Raw records

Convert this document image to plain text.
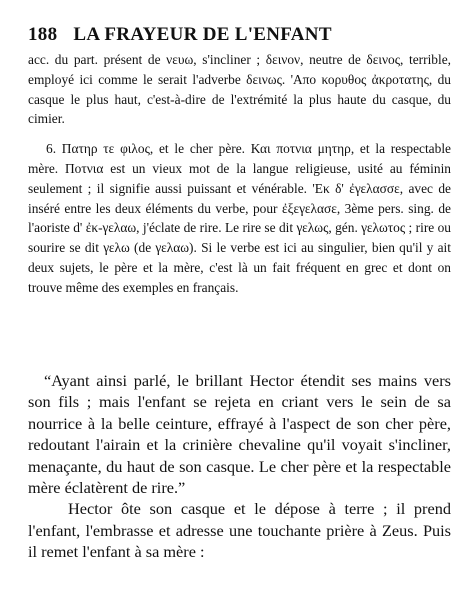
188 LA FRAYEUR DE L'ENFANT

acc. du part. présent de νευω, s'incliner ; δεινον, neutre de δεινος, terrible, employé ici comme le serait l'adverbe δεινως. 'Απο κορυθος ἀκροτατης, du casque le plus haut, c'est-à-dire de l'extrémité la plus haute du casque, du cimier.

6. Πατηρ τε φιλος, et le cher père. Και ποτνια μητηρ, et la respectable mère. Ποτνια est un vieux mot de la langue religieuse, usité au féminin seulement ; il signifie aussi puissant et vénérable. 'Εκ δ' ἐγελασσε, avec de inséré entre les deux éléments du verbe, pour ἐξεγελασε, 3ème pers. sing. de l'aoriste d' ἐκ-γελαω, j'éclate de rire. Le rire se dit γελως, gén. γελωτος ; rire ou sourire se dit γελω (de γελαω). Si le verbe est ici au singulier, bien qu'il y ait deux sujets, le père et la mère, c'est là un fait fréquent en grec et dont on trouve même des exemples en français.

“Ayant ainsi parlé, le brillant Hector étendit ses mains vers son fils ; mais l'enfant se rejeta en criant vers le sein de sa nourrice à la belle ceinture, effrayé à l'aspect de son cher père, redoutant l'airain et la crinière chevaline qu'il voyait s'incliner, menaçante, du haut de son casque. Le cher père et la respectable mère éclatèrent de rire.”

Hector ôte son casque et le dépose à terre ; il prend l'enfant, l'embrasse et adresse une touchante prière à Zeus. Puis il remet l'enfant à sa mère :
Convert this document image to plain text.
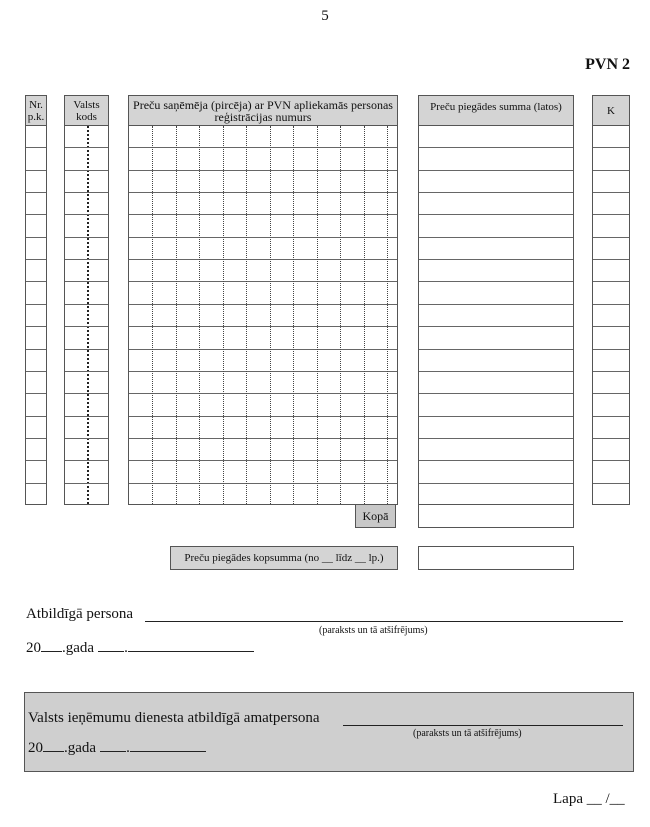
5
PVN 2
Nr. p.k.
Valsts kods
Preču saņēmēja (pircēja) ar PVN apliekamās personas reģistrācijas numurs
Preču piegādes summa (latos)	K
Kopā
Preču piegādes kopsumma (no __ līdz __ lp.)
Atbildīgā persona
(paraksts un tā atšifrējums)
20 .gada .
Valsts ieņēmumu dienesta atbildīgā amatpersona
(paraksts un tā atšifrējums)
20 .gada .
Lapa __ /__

Set task: Go through the entries above and copy every line containing "mère".

Written answer:
6. Πατηρ τε φιλος, et le cher père. Και ποτνια μητηρ, et la respectable mère. Ποτνια est un vieux mot de la langue religieuse, usité au féminin seulement ; il signifie aussi puissant et vénérable. 'Εκ δ' ἐγελασσε, avec de inséré entre les deux éléments du verbe, pour ἐξεγελασε, 3ème pers. sing. de l'aoriste d' ἐκ-γελαω, j'éclate de rire. Le rire se dit γελως, gén. γελωτος ; rire ou sourire se dit γελω (de γελαω). Si le verbe est ici au singulier, bien qu'il y ait deux sujets, le père et la mère, c'est là un fait fréquent en grec et dont on trouve même des exemples en français.
“Ayant ainsi parlé, le brillant Hector étendit ses mains vers son fils ; mais l'enfant se rejeta en criant vers le sein de sa nourrice à la belle ceinture, effrayé à l'aspect de son cher père, redoutant l'airain et la crinière chevaline qu'il voyait s'incliner, menaçante, du haut de son casque. Le cher père et la respectable mère éclatèrent de rire.”
Hector ôte son casque et le dépose à terre ; il prend l'enfant, l'embrasse et adresse une touchante prière à Zeus. Puis il remet l'enfant à sa mère :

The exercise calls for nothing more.